* _TEXT PASSAGE_
┄┄┄┄┄┄
The at least two remote radio heads 120a, 120b, . . . , 120h and the at least one radio access network node 140 could use the same radio access technologies (RATs). Alternatively, the at least two remote radio heads 120a, 120b, . . . , 120h use a first RAT and the at least one radio access network node 140 use a second RAT. Examples of RATs include, but are not limited to, the Global System for Mobile communications (GSM), Wideband Code Division Multiple Access (WCDMA), Long Term Evolution (LTE), Bluetooth, Wi-Fi, Worldwide Interoperability for Microwave Access (WiMAX), etc.

As an illustrative example, wireless device 150b is assumed to have an operative connection to radio access network node 140 and may thus act as an interferer to remote radio head 120g (and possibly also to remote radio head 120h). Similarly in case of Time Division Duplex (TDD) access, depending on the received signal strength level of the transmission from radio access network node 140, radio access network node 140 may act as an interferer to remote radio head 120h (and possibly also to remote radio head 120g).
┄┄┄┄┄┄
Box annotation data
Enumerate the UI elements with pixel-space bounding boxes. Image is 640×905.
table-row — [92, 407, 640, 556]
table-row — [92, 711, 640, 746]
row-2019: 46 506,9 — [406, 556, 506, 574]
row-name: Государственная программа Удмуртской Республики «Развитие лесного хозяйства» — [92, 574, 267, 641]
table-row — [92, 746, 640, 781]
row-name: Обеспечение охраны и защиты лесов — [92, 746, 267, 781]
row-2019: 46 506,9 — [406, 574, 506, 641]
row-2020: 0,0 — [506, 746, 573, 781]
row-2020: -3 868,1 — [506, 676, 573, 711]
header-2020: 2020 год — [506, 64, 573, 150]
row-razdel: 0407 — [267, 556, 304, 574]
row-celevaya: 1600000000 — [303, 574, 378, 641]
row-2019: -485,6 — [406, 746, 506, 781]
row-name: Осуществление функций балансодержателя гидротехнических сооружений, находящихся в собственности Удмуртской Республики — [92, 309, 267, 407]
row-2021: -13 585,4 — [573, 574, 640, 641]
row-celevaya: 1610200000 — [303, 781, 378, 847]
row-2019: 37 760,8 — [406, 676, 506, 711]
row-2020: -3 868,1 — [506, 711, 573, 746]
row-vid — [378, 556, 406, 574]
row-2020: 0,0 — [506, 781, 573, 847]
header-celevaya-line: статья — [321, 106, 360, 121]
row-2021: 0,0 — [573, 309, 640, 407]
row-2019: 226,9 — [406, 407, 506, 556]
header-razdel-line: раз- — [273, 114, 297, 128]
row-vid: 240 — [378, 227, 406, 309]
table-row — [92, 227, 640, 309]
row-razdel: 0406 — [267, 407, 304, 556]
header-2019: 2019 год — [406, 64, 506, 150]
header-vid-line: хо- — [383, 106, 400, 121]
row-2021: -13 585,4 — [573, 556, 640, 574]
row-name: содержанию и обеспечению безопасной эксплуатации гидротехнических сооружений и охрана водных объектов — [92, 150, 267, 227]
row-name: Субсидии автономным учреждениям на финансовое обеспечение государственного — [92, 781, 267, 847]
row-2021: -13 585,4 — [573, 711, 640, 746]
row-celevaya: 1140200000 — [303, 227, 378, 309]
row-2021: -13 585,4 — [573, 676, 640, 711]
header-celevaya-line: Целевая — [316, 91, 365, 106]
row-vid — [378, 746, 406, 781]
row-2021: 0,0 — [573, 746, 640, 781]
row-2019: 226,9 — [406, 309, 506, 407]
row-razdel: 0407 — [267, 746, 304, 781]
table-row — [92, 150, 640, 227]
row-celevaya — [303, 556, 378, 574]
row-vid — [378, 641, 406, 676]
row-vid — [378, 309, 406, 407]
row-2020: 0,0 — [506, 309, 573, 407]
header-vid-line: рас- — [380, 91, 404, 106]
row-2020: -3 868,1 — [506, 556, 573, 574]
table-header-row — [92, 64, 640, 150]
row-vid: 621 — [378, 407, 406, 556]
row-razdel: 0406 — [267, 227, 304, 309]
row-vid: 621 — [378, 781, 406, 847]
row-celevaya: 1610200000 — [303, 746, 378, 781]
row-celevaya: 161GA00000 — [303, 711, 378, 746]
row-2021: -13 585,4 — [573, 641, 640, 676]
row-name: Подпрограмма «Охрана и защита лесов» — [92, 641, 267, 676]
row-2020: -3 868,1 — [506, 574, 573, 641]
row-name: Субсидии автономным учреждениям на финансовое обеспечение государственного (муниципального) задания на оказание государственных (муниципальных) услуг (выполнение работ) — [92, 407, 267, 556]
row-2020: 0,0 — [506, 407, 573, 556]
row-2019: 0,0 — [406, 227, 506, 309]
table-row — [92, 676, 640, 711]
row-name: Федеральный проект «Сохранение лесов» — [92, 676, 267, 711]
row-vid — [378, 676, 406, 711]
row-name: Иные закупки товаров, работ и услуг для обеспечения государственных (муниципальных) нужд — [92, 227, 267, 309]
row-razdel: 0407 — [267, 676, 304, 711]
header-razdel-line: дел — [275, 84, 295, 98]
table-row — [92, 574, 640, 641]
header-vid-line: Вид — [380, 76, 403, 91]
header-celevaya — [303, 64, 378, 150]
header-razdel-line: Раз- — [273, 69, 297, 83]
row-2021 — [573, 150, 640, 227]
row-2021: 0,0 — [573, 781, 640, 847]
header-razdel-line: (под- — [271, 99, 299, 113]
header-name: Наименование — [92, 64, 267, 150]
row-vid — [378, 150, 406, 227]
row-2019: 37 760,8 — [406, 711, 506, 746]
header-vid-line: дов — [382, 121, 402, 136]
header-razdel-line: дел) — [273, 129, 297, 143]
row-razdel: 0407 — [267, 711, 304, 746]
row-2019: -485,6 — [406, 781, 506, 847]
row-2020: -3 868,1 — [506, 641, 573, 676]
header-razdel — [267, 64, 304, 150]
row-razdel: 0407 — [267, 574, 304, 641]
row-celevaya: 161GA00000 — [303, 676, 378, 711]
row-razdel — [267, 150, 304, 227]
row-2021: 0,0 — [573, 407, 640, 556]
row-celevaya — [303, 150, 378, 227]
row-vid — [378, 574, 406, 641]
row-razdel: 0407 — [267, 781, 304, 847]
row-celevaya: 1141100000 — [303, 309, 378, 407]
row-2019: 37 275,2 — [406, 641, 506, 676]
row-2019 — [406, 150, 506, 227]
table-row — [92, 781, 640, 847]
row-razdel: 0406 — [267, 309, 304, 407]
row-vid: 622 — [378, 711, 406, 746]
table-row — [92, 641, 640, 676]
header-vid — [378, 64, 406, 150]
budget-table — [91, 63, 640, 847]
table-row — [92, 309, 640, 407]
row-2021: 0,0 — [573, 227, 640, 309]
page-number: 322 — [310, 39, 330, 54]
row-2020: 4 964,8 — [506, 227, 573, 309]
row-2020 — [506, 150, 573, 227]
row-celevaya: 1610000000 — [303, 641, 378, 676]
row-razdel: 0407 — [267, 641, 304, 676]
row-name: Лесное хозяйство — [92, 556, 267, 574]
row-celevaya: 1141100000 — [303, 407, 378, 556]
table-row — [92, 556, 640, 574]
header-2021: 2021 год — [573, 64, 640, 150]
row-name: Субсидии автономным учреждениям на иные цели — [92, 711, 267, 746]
┄┄┄┄┄┄
* _PROBLEMS TO WORK ON_
a - In the remote radio head passage, which type of access is named for the case where radio access network node 140 may interfere with remote radio head 120h?
b - In the stretch of the records from their start through the line containing "row-name: содержанию и", swap "table-row" for "row-group" and leave all else unchanged. Give only those lines.
The text and the records have no connection to each other.

* _RESPONSES PER TASK_
a - Time Division Duplex (TDD) access.

b -
Enumerate the UI elements with pixel-space bounding boxes. Image is 640×905.
row-group — [92, 407, 640, 556]
row-group — [92, 711, 640, 746]
row-2019: 46 506,9 — [406, 556, 506, 574]
row-name: Государственная программа Удмуртской Республики «Развитие лесного хозяйства» — [92, 574, 267, 641]
row-group — [92, 746, 640, 781]
row-name: Обеспечение охраны и защиты лесов — [92, 746, 267, 781]
row-2019: 46 506,9 — [406, 574, 506, 641]
row-2020: 0,0 — [506, 746, 573, 781]
row-2020: -3 868,1 — [506, 676, 573, 711]
header-2020: 2020 год — [506, 64, 573, 150]
row-razdel: 0407 — [267, 556, 304, 574]
row-celevaya: 1600000000 — [303, 574, 378, 641]
row-2019: -485,6 — [406, 746, 506, 781]
row-name: Осуществление функций балансодержателя гидротехнических сооружений, находящихся в собственности Удмуртской Республики — [92, 309, 267, 407]
row-2021: -13 585,4 — [573, 574, 640, 641]
row-celevaya: 1610200000 — [303, 781, 378, 847]
row-2019: 37 760,8 — [406, 676, 506, 711]
row-2020: -3 868,1 — [506, 711, 573, 746]
row-vid — [378, 556, 406, 574]
row-2020: 0,0 — [506, 781, 573, 847]
header-celevaya-line: статья — [321, 106, 360, 121]
row-2021: 0,0 — [573, 309, 640, 407]
row-2019: 226,9 — [406, 407, 506, 556]
header-razdel-line: раз- — [273, 114, 297, 128]
row-vid: 240 — [378, 227, 406, 309]
row-group — [92, 227, 640, 309]
row-razdel: 0406 — [267, 407, 304, 556]
header-2019: 2019 год — [406, 64, 506, 150]
header-vid-line: хо- — [383, 106, 400, 121]
row-2021: -13 585,4 — [573, 556, 640, 574]
row-name: содержанию и обеспечению безопасной эксплуатации гидротехнических сооружений и охрана водных объектов — [92, 150, 267, 227]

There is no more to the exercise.